→ **Your goal**:
Print the listing in its entirety and exactly, leaving out images.

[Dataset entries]

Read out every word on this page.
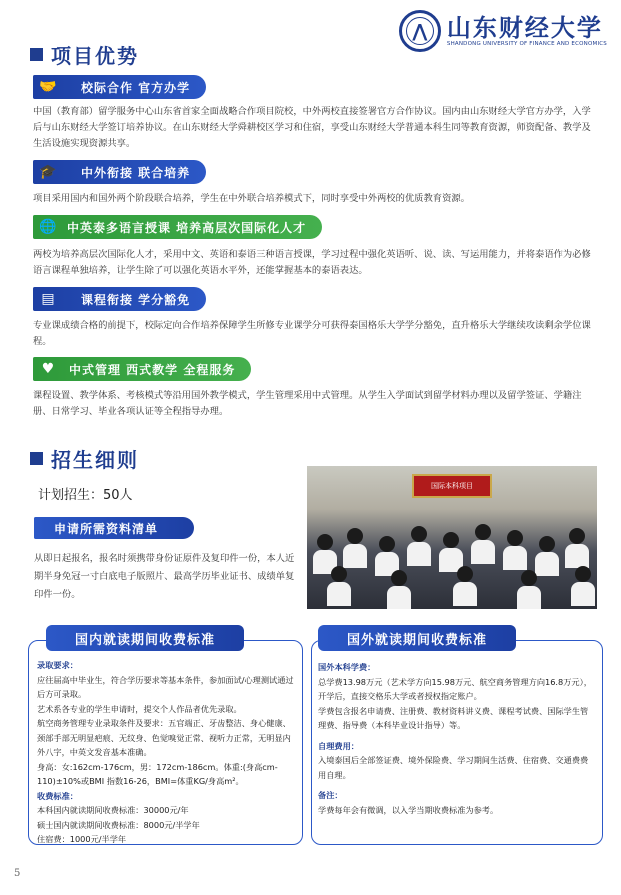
⋀
山东财经大学
SHANDONG UNIVERSITY OF FINANCE AND ECONOMICS
项目优势
🤝	校际合作 官方办学
中国（教育部）留学服务中心山东省首家全面战略合作项目院校，中外两校直接签署官方合作协议。国内由山东财经大学官方办学，入学后与山东财经大学签订培养协议。在山东财经大学舜耕校区学习和住宿，享受山东财经大学普通本科生同等教育资源，师资配备、教学及生活设施实现资源共享。
🎓	中外衔接 联合培养
项目采用国内和国外两个阶段联合培养，学生在中外联合培养模式下，同时享受中外两校的优质教育资源。
🌐 中英泰多语言授课 培养高层次国际化人才
两校为培养高层次国际化人才，采用中文、英语和泰语三种语言授课，学习过程中强化英语听、说、读、写运用能力，并将泰语作为必修语言课程单独培养，让学生除了可以强化英语水平外，还能掌握基本的泰语表达。
▤	课程衔接 学分豁免
专业课成绩合格的前提下，校际定向合作培养保障学生所修专业课学分可获得泰国格乐大学学分豁免，直升格乐大学继续攻读剩余学位课程。
♥	中式管理 西式教学 全程服务
课程设置、教学体系、考核模式等沿用国外教学模式，学生管理采用中式管理。从学生入学面试到留学材料办理以及留学签证、学籍注册、日常学习、毕业各项认证等全程指导办理。
招生细则
计划招生：50人
国际本科项目
申请所需资料清单
从即日起报名，报名时须携带身份证原件及复印件一份，本人近期半身免冠一寸白底电子版照片、最高学历毕业证书、成绩单复印件一份。
国内就读期间收费标准
录取要求：
应往届高中毕业生，符合学历要求等基本条件，参加面试/心理测试通过后方可录取。
艺术系各专业的学生申请时，提交个人作品者优先录取。
航空商务管理专业录取条件及要求：五官端正、牙齿整洁、身心健康、颈部手部无明显疤痕、无纹身、色觉嗅觉正常、视听力正常，无明显内外八字，中英文发音基本准确。
身高：女:162cm-176cm，男：172cm-186cm。体重:(身高cm-110)±10%或BMI 指数16-26，BMI=体重KG/身高m²。
收费标准：
本科国内就读期间收费标准：30000元/年
硕士国内就读期间收费标准：8000元/半学年
住宿费：1000元/半学年
国外就读期间收费标准
国外本科学费：
总学费13.98万元（艺术学方向15.98万元、航空商务管理方向16.8万元），开学后，直接交格乐大学或者授权指定账户。
学费包含报名申请费、注册费、教材资料讲义费、课程考试费、国际学生管理费、指导费（本科毕业设计指导）等。
自理费用：
入境泰国后全部签证费、境外保险费、学习期间生活费、住宿费、交通费费用自理。
备注：
学费每年会有微调，以入学当期收费标准为参考。
5
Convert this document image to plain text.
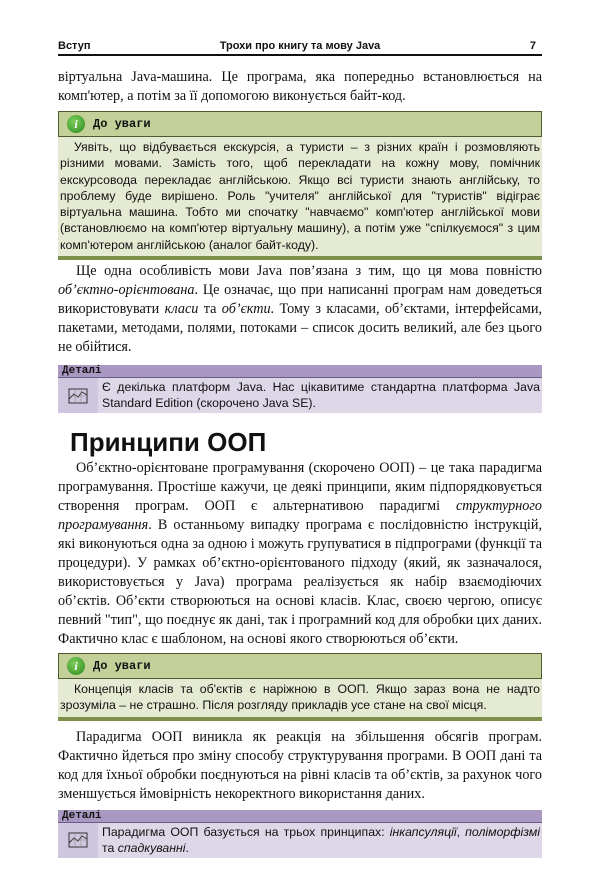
Вступ	Трохи про книгу та мову Java	7
віртуальна Java-машина. Це програма, яка попередньо встановлюється на комп'ютер, а потім за її допомогою виконується байт-код.
i	До уваги
Уявіть, що відбувається екскурсія, а туристи – з різних країн і розмовляють різними мовами. Замість того, щоб перекладати на кожну мову, помічник екскурсовода перекладає англійською. Якщо всі туристи знають англійську, то проблему буде вирішено. Роль "учителя" англійської для "туристів" відіграє віртуальна машина. Тобто ми спочатку "навчаємо" комп'ютер англійської мови (встановлюємо на комп'ютер віртуальну машину), а потім уже "спілкуємося" з цим комп'ютером англійською (аналог байт-коду).
Ще одна особливість мови Java пов’язана з тим, що ця мова повністю об’єктно-орієнтована. Це означає, що при написанні програм нам доведеться використовувати класи та об’єкти. Тому з класами, об’єктами, інтерфейсами, пакетами, методами, полями, потоками – список досить великий, але без цього не обійтися.
Деталі
Є декілька платформ Java. Нас цікавитиме стандартна платформа Java Standard Edition (скорочено Java SE).
Принципи ООП
Об’єктно-орієнтоване програмування (скорочено ООП) – це така парадигма програмування. Простіше кажучи, це деякі принципи, яким підпорядковується створення програм. ООП є альтернативою парадигмі структурного програмування. В останньому випадку програма є послідовністю інструкцій, які виконуються одна за одною і можуть групуватися в підпрограми (функції та процедури). У рамках об’єктно-орієнтованого підходу (який, як зазначалося, використовується у Java) програма реалізується як набір взаємодіючих об’єктів. Об’єкти створюються на основі класів. Клас, своєю чергою, описує певний "тип", що поєднує як дані, так і програмний код для обробки цих даних. Фактично клас є шаблоном, на основі якого створюються об’єкти.
i	До уваги
Концепція класів та об'єктів є наріжною в ООП. Якщо зараз вона не надто зрозуміла – не страшно. Після розгляду прикладів усе стане на свої місця.
Парадигма ООП виникла як реакція на збільшення обсягів програм. Фактично йдеться про зміну способу структурування програми. В ООП дані та код для їхньої обробки поєднуються на рівні класів та об’єктів, за рахунок чого зменшується ймовірність некоректного використання даних.
Деталі
Парадигма ООП базується на трьох принципах: інкапсуляції, поліморфізмі та спадкуванні.
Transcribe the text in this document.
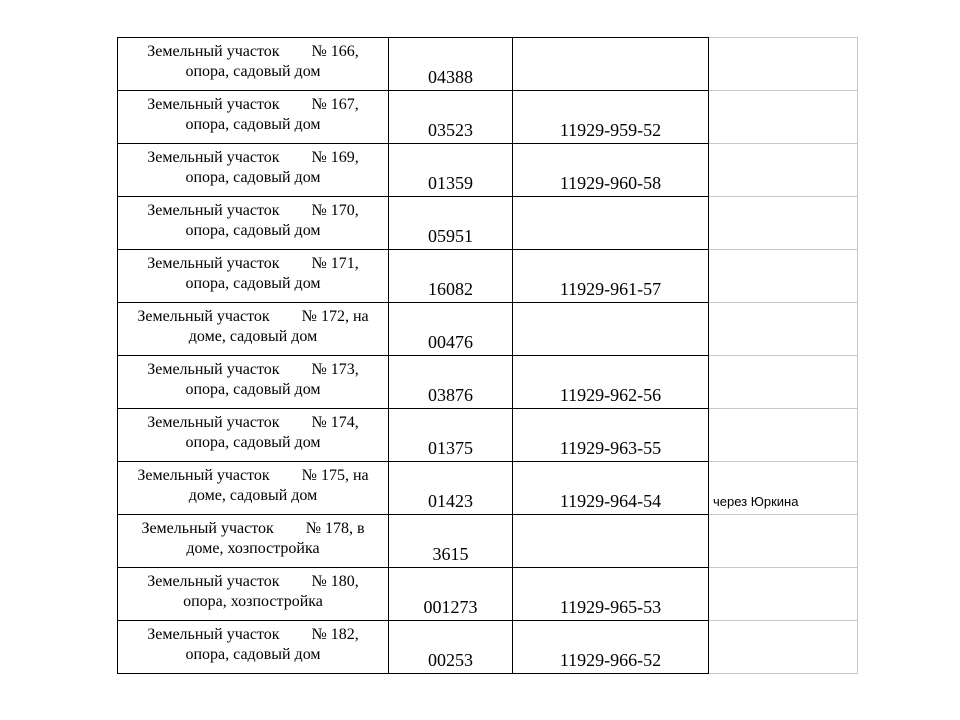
Земельный участок        № 166,
опора, садовый дом	04388		

Земельный участок        № 167,
опора, садовый дом	03523	11929-959-52	

Земельный участок        № 169,
опора, садовый дом	01359	11929-960-58	

Земельный участок        № 170,
опора, садовый дом	05951		

Земельный участок        № 171,
опора, садовый дом	16082	11929-961-57	

Земельный участок        № 172, на
доме, садовый дом	00476		

Земельный участок        № 173,
опора, садовый дом	03876	11929-962-56	

Земельный участок        № 174,
опора, садовый дом	01375	11929-963-55	

Земельный участок        № 175, на
доме, садовый дом	01423	11929-964-54	через Юркина

Земельный участок        № 178, в
доме, хозпостройка	3615		

Земельный участок        № 180,
опора, хозпостройка	001273	11929-965-53	

Земельный участок        № 182,
опора, садовый дом	00253	11929-966-52	
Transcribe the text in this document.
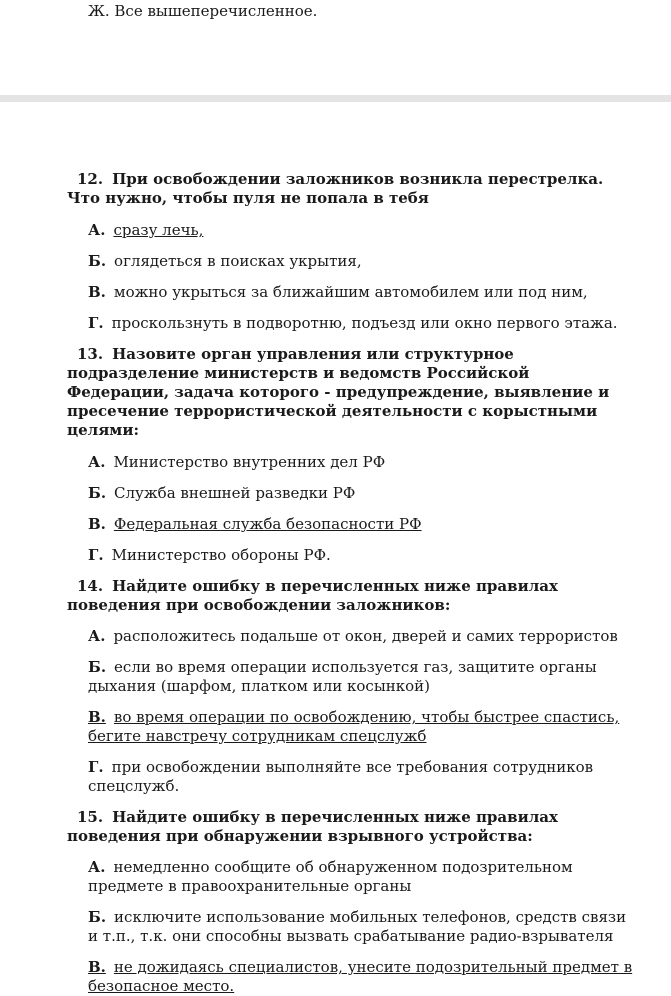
Ж. Все вышеперечисленное.

12. При освобождении заложников возникла перестрелка. Что нужно, чтобы пуля не попала в тебя

А. сразу лечь,

Б. оглядеться в поисках укрытия,

В. можно укрыться за ближайшим автомобилем или под ним,

Г. проскользнуть в подворотню, подъезд или окно первого этажа.

13. Назовите орган управления или структурное подразделение министерств и ведомств Российской Федерации, задача которого - предупреждение, выявление и пресечение террористической деятельности с корыстными целями:

А. Министерство внутренних дел РФ

Б. Служба внешней разведки РФ

В. Федеральная служба безопасности РФ

Г. Министерство обороны РФ.

14. Найдите ошибку в перечисленных ниже правилах поведения при освобождении заложников:

А. расположитесь подальше от окон, дверей и самих террористов

Б. если во время операции используется газ, защитите органы дыхания (шарфом, платком или косынкой)

В. во время операции по освобождению, чтобы быстрее спастись, бегите навстречу сотрудникам спецслужб

Г. при освобождении выполняйте все требования сотрудников спецслужб.

15. Найдите ошибку в перечисленных ниже правилах поведения при обнаружении взрывного устройства:

А. немедленно сообщите об обнаруженном подозрительном предмете в правоохранительные органы

Б. исключите использование мобильных телефонов, средств связи и т.п., т.к. они способны вызвать срабатывание радио-взрывателя

В. не дожидаясь специалистов, унесите подозрительный предмет в безопасное место.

→ **Solution for this exercise**:
Read out every word on this page.
⋀
山东财经大学
SHANDONG UNIVERSITY OF FINANCE AND ECONOMICS
项目优势
🤝	校际合作 官方办学
中国（教育部）留学服务中心山东省首家全面战略合作项目院校，中外两校直接签署官方合作协议。国内由山东财经大学官方办学，入学后与山东财经大学签订培养协议。在山东财经大学舜耕校区学习和住宿，享受山东财经大学普通本科生同等教育资源，师资配备、教学及生活设施实现资源共享。
🎓	中外衔接 联合培养
项目采用国内和国外两个阶段联合培养，学生在中外联合培养模式下，同时享受中外两校的优质教育资源。
🌐 中英泰多语言授课 培养高层次国际化人才
两校为培养高层次国际化人才，采用中文、英语和泰语三种语言授课，学习过程中强化英语听、说、读、写运用能力，并将泰语作为必修语言课程单独培养，让学生除了可以强化英语水平外，还能掌握基本的泰语表达。
▤	课程衔接 学分豁免
专业课成绩合格的前提下，校际定向合作培养保障学生所修专业课学分可获得泰国格乐大学学分豁免，直升格乐大学继续攻读剩余学位课程。
♥	中式管理 西式教学 全程服务
课程设置、教学体系、考核模式等沿用国外教学模式，学生管理采用中式管理。从学生入学面试到留学材料办理以及留学签证、学籍注册、日常学习、毕业各项认证等全程指导办理。
招生细则
计划招生：50人
国际本科项目
申请所需资料清单
从即日起报名，报名时须携带身份证原件及复印件一份，本人近期半身免冠一寸白底电子版照片、最高学历毕业证书、成绩单复印件一份。
国内就读期间收费标准
录取要求：
应往届高中毕业生，符合学历要求等基本条件，参加面试/心理测试通过后方可录取。
艺术系各专业的学生申请时，提交个人作品者优先录取。
航空商务管理专业录取条件及要求：五官端正、牙齿整洁、身心健康、颈部手部无明显疤痕、无纹身、色觉嗅觉正常、视听力正常，无明显内外八字，中英文发音基本准确。
身高：女:162cm-176cm，男：172cm-186cm。体重:(身高cm-110)±10%或BMI 指数16-26，BMI=体重KG/身高m²。
收费标准：
本科国内就读期间收费标准：30000元/年
硕士国内就读期间收费标准：8000元/半学年
住宿费：1000元/半学年
国外就读期间收费标准
国外本科学费：
总学费13.98万元（艺术学方向15.98万元、航空商务管理方向16.8万元），开学后，直接交格乐大学或者授权指定账户。
学费包含报名申请费、注册费、教材资料讲义费、课程考试费、国际学生管理费、指导费（本科毕业设计指导）等。
自理费用：
入境泰国后全部签证费、境外保险费、学习期间生活费、住宿费、交通费费用自理。
备注：
学费每年会有微调，以入学当期收费标准为参考。
5
Convert this document image to plain text.
Вступ	Трохи про книгу та мову Java	7
віртуальна Java-машина. Це програма, яка попередньо встановлюється на комп'ютер, а потім за її допомогою виконується байт-код.
i	До уваги
Уявіть, що відбувається екскурсія, а туристи – з різних країн і розмовляють різними мовами. Замість того, щоб перекладати на кожну мову, помічник екскурсовода перекладає англійською. Якщо всі туристи знають англійську, то проблему буде вирішено. Роль "учителя" англійської для "туристів" відіграє віртуальна машина. Тобто ми спочатку "навчаємо" комп'ютер англійської мови (встановлюємо на комп'ютер віртуальну машину), а потім уже "спілкуємося" з цим комп'ютером англійською (аналог байт-коду).
Ще одна особливість мови Java пов’язана з тим, що ця мова повністю об’єктно-орієнтована. Це означає, що при написанні програм нам доведеться використовувати класи та об’єкти. Тому з класами, об’єктами, інтерфейсами, пакетами, методами, полями, потоками – список досить великий, але без цього не обійтися.
Деталі
Є декілька платформ Java. Нас цікавитиме стандартна платформа Java Standard Edition (скорочено Java SE).
Принципи ООП
Об’єктно-орієнтоване програмування (скорочено ООП) – це така парадигма програмування. Простіше кажучи, це деякі принципи, яким підпорядковується створення програм. ООП є альтернативою парадигмі структурного програмування. В останньому випадку програма є послідовністю інструкцій, які виконуються одна за одною і можуть групуватися в підпрограми (функції та процедури). У рамках об’єктно-орієнтованого підходу (який, як зазначалося, використовується у Java) програма реалізується як набір взаємодіючих об’єктів. Об’єкти створюються на основі класів. Клас, своєю чергою, описує певний "тип", що поєднує як дані, так і програмний код для обробки цих даних. Фактично клас є шаблоном, на основі якого створюються об’єкти.
i	До уваги
Концепція класів та об'єктів є наріжною в ООП. Якщо зараз вона не надто зрозуміла – не страшно. Після розгляду прикладів усе стане на свої місця.
Парадигма ООП виникла як реакція на збільшення обсягів програм. Фактично йдеться про зміну способу структурування програми. В ООП дані та код для їхньої обробки поєднуються на рівні класів та об’єктів, за рахунок чого зменшується ймовірність некоректного використання даних.
Деталі
Парадигма ООП базується на трьох принципах: інкапсуляції, поліморфізмі та спадкуванні.
Transcribe the text in this document.
Земельный участок        № 166,
опора, садовый дом	04388		

Земельный участок        № 167,
опора, садовый дом	03523	11929-959-52	

Земельный участок        № 169,
опора, садовый дом	01359	11929-960-58	

Земельный участок        № 170,
опора, садовый дом	05951		

Земельный участок        № 171,
опора, садовый дом	16082	11929-961-57	

Земельный участок        № 172, на
доме, садовый дом	00476		

Земельный участок        № 173,
опора, садовый дом	03876	11929-962-56	

Земельный участок        № 174,
опора, садовый дом	01375	11929-963-55	

Земельный участок        № 175, на
доме, садовый дом	01423	11929-964-54	через Юркина

Земельный участок        № 178, в
доме, хозпостройка	3615		

Земельный участок        № 180,
опора, хозпостройка	001273	11929-965-53	

Земельный участок        № 182,
опора, садовый дом	00253	11929-966-52	
Transcribe the text in this document.
Ж. Все вышеперечисленное.

12. При освобождении заложников возникла перестрелка. Что нужно, чтобы пуля не попала в тебя

А. сразу лечь,

Б. оглядеться в поисках укрытия,

В. можно укрыться за ближайшим автомобилем или под ним,

Г. проскользнуть в подворотню, подъезд или окно первого этажа.

13. Назовите орган управления или структурное подразделение министерств и ведомств Российской Федерации, задача которого - предупреждение, выявление и пресечение террористической деятельности с корыстными целями:

А. Министерство внутренних дел РФ

Б. Служба внешней разведки РФ

В. Федеральная служба безопасности РФ

Г. Министерство обороны РФ.

14. Найдите ошибку в перечисленных ниже правилах поведения при освобождении заложников:

А. расположитесь подальше от окон, дверей и самих террористов

Б. если во время операции используется газ, защитите органы дыхания (шарфом, платком или косынкой)

В. во время операции по освобождению, чтобы быстрее спастись, бегите навстречу сотрудникам спецслужб

Г. при освобождении выполняйте все требования сотрудников спецслужб.

15. Найдите ошибку в перечисленных ниже правилах поведения при обнаружении взрывного устройства:

А. немедленно сообщите об обнаруженном подозрительном предмете в правоохранительные органы

Б. исключите использование мобильных телефонов, средств связи и т.п., т.к. они способны вызвать срабатывание радио-взрывателя

В. не дожидаясь специалистов, унесите подозрительный предмет в безопасное место.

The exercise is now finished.